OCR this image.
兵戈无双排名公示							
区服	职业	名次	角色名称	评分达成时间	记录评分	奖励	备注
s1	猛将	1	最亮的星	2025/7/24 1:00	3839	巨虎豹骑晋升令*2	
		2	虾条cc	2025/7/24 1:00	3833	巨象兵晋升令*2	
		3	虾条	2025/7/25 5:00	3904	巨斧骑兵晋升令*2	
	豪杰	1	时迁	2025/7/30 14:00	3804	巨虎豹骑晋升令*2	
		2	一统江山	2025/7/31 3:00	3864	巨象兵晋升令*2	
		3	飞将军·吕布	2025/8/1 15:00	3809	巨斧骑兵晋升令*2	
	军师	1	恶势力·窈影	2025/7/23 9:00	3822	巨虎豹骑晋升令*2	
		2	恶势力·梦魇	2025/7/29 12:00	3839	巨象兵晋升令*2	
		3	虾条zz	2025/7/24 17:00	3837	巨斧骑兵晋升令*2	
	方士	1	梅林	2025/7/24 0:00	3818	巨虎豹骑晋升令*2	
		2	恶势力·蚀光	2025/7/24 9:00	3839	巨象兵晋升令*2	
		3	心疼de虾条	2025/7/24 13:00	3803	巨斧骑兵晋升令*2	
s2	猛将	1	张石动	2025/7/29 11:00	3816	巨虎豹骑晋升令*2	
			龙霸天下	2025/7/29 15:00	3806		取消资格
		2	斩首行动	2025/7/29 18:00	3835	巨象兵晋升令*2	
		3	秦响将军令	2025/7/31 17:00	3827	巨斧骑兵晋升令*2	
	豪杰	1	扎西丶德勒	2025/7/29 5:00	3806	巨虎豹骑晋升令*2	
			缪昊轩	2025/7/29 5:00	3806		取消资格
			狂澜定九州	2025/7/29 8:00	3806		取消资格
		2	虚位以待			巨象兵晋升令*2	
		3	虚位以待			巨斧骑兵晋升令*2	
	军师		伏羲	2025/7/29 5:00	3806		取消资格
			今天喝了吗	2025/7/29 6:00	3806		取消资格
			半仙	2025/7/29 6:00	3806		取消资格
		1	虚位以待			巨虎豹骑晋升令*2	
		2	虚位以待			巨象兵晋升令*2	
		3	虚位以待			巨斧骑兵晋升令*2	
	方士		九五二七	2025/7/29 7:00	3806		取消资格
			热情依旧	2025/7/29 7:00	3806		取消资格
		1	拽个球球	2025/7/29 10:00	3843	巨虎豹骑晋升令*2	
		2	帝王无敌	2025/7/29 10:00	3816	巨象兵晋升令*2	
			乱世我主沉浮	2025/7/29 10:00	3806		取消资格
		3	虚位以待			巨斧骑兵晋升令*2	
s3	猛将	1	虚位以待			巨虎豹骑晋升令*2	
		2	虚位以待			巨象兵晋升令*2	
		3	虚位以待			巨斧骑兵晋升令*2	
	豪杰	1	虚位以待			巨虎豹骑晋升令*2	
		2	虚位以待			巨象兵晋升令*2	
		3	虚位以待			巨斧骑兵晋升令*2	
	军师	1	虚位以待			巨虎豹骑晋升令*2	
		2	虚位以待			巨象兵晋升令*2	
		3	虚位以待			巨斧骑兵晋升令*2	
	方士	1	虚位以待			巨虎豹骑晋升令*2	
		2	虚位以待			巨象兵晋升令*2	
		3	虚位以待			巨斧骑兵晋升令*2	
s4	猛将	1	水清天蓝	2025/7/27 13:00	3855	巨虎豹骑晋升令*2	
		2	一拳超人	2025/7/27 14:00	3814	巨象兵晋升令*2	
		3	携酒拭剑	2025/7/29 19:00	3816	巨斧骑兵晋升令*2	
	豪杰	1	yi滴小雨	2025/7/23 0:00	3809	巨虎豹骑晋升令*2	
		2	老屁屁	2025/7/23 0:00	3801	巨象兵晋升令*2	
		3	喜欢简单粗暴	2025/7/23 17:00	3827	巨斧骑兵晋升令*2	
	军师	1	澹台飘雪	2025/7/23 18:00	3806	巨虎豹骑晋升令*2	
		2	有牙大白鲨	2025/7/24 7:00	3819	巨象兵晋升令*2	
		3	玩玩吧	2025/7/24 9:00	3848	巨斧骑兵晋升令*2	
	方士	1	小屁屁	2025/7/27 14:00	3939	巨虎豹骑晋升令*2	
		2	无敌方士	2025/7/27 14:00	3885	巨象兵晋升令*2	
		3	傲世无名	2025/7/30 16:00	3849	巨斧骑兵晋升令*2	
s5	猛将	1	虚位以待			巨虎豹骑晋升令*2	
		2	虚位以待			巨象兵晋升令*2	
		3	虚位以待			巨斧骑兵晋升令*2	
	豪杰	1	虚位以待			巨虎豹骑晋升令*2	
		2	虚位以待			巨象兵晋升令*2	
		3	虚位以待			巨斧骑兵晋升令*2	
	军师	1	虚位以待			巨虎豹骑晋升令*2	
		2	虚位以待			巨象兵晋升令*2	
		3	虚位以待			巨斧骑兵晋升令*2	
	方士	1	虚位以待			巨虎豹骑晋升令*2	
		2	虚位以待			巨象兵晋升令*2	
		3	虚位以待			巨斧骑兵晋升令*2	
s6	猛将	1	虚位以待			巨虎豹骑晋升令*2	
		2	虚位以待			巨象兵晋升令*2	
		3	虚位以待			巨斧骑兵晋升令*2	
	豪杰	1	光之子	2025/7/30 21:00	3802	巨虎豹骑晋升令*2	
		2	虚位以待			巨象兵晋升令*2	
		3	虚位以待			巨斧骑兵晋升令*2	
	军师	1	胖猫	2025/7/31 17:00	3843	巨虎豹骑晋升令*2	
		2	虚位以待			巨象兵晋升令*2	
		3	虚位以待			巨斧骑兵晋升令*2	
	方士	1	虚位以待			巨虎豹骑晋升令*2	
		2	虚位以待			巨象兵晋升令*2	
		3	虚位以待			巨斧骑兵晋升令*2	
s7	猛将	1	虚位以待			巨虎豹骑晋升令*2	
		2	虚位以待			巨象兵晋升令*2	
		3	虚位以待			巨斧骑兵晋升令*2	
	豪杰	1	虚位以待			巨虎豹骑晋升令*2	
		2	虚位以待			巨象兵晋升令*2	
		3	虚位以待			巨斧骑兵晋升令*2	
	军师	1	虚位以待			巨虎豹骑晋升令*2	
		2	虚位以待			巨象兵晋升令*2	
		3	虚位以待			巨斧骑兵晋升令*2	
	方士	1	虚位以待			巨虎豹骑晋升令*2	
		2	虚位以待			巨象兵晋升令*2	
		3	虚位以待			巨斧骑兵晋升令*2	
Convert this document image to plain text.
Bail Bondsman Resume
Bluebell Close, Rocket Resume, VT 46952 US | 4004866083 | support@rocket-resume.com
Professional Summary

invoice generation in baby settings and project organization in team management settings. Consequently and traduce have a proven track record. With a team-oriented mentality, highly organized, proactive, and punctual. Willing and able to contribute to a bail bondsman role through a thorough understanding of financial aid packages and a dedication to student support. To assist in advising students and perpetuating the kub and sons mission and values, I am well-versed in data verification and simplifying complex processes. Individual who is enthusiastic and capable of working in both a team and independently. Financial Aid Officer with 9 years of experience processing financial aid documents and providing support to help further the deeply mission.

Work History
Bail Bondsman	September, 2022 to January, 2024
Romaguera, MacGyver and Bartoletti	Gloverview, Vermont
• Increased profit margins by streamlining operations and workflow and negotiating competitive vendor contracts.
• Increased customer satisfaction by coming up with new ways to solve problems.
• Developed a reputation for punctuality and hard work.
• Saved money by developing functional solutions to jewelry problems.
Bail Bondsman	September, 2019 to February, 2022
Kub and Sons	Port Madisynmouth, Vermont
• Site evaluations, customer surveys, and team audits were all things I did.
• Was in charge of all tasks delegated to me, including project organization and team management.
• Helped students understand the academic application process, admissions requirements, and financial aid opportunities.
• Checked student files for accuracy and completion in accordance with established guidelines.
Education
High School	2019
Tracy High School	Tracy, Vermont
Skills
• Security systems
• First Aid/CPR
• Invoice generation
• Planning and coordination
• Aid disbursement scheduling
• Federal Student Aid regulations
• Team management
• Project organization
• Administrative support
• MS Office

- - -

**STATED EXERCISE**:
Work through the records above line by line and count those that hold the string "image". Give only the result.

**FINAL ANSWER**:
2